**Written request 1:**
Retype the job-title transcript from "Anyway, where we" up to and including "little bit different.".
**Written request 2:**
In the job-title transcript, what is the speaker's current title?
**Written request 3:**
Write what follows the final sentence of the job-title transcript, carrying it forward.

**Page excerpt:**
One other complicating factor is that my title for a long time has been chief operations officer. That made a lot of sense because of the way Mark and I have worked our dynamic for managing this place. But as everything we’re talking about today has evolved, the word operations in so far that it applies to what I do and what this business does has completely changed. It didn’t really make sense for anyone. It was funny, we were sitting at this coffee shop and I said, “Well, what if that word wasn’t my title, we’d have yours solved,” right? We would use it in yours because that’s what you’re spending all your time on. Whether it’s client facing or internal.
So that made a lot of sense also for me because my title now is chief design officer. What that means to Newfangled and to me is that … Well, for me specifically it means that I’m generally the person that notices how all things are integrated. Actually we use that term that’s attraction term. So within the firm I’m the integrated. So I’m always looking at everything that we are doing now and trying to do in the future and figuring out how does this cohere, right? That is fundamentally a design discipline. So I see that as an active design but then in so far as I work directly with clients. I’m also consulting on design related issues. So it’s made a lot of sense. It’s thankfully allowed you to have the right label for the outside world to understand what is that you’re doing for them and for us.
Anyway, where we left this was to think about what is the standard object structure for most of our clients and how does that evolve? Because I know there’s a backbone that we start with but then everyone’s a little bit different.

**Provided material:**
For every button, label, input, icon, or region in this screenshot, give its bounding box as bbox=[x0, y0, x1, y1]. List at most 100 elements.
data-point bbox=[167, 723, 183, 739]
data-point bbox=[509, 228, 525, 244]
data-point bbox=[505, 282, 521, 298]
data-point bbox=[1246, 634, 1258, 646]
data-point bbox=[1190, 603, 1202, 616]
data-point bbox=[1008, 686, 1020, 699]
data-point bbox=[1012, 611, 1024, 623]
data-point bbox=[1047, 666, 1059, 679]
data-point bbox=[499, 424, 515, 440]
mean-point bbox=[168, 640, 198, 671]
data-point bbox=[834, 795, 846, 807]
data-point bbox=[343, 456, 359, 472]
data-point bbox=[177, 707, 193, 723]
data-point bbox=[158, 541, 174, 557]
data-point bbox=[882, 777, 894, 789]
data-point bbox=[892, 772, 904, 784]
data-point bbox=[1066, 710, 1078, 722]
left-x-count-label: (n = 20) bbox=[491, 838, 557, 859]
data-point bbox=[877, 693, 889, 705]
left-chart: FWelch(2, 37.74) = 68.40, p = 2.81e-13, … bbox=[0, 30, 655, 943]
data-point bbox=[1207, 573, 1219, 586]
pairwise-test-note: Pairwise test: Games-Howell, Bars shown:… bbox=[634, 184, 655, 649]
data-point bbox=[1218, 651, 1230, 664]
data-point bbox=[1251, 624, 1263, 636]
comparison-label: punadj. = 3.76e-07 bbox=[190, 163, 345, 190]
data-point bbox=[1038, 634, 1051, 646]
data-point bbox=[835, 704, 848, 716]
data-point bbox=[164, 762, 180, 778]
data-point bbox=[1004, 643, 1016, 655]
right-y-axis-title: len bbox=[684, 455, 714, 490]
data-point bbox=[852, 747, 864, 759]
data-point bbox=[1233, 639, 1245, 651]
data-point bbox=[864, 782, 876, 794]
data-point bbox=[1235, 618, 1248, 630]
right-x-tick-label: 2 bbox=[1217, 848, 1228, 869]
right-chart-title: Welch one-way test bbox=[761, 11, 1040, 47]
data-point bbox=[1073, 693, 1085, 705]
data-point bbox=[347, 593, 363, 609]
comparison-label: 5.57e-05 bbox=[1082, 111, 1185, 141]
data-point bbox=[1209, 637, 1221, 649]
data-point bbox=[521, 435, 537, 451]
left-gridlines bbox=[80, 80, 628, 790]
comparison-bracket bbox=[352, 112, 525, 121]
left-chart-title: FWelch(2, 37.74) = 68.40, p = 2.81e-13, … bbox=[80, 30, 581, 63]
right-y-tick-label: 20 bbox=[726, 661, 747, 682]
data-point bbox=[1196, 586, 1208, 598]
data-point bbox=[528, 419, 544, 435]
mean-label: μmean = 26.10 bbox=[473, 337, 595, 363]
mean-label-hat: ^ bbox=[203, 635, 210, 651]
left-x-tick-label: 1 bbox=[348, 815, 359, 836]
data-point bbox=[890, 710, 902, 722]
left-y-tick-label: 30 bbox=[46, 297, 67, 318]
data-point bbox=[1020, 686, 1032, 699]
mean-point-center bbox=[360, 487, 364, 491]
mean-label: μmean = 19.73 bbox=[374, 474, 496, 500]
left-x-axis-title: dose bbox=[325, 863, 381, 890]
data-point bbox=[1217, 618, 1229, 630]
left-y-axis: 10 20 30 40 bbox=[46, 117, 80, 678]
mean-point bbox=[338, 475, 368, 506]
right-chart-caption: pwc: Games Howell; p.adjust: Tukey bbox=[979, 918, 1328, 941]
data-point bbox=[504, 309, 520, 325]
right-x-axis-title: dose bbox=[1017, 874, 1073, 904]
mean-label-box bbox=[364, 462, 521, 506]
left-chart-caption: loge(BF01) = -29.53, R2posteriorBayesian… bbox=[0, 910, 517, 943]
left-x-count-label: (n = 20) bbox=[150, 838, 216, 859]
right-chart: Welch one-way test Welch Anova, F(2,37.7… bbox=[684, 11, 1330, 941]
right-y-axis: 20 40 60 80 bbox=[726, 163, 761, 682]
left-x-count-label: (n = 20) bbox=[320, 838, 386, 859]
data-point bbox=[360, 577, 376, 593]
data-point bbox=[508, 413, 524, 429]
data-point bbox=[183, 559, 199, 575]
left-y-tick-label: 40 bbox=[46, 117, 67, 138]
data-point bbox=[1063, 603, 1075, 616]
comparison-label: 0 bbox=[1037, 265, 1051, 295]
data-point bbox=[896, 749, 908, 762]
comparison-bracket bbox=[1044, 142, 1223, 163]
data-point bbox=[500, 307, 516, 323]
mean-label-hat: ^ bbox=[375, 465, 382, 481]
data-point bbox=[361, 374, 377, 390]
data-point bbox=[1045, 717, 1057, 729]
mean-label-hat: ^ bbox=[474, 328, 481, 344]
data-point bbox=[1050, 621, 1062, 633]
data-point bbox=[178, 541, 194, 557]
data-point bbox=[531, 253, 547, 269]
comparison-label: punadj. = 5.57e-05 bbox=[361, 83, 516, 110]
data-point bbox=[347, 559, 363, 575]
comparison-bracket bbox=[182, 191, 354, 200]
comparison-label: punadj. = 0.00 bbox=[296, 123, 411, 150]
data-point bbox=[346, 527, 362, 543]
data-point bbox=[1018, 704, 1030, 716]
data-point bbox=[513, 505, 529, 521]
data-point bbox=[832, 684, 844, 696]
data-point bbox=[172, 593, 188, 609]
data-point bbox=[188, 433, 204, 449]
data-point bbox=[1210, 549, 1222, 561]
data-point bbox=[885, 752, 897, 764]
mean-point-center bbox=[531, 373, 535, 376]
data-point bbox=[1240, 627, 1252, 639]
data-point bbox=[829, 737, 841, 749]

**Exercise output 1:**
Anyway, where we left this was to think about what is the standard object structure for most of our clients and how does that evolve? Because I know there’s a backbone that we start with but then everyone’s a little bit different.

**Exercise output 2:**
Chief design officer.

**Exercise output 3:**
Lindsey Barlow: Yeah. So I mean, Sales Force word comes out of the box with this certain kind of database structure, object structure. On the one hand you have your leads and that’s kind of info about a person and the company they work for then all of their different activities. So if they’re interacting with your website, you’re sending them emails maybe or even talking to them. Then on the other side of things you have accounts and contacts and opportunities. So accounts would be businesses that either you currently work with, either in a partnership or as a customer. Opportunities would be your current deals. So an account would also be a prospect you’re in the sales stage with. Then contacts are the people who work at those accounts. So we make a delineation between leads and opportunities. Leading being kind of maybe not yet sales qualified. So they’re in your kind of marketing ecosystem being nurtured, but they’re not really ready to be sold to yet. They’re not primed yet or they haven’t gotten in touch.
One of the biggest things that we try to figure out with clients is where is the point where a lead crosses over into an opportunity? That looks really different depending on the way that you work at your business. So for us we convert people basically as soon as they raise their hand. If they’re offering up that they’re ready to talk to us about a project, then we go ahead and convert them and say, “Okay. This is something that’s actually in our pipeline.” Also, it means that a lot of things go into the opportunity stage and then immediately are disqualified. It’s like they can’t afford us or it’s not a good fit or they don’t understand what we actually do and they got in touch and they don’t actually need our services.
So we were talking about sort of the end point being the data that you get. So our choice to convert so early often leads to a kind of like lower win rate percentage because we’re disqualifying so many opportunities so quickly that it can kind of skew the numbers. But you have to sort of look at that number and then think, “Well, how many of those were just things that we disqualified within five days of them coming in?”
Chris Butler: Right, which you could represent in a report that you customize.
Lindsey Barlow: Of course. Yeah.
Chris Butler: You could filter out.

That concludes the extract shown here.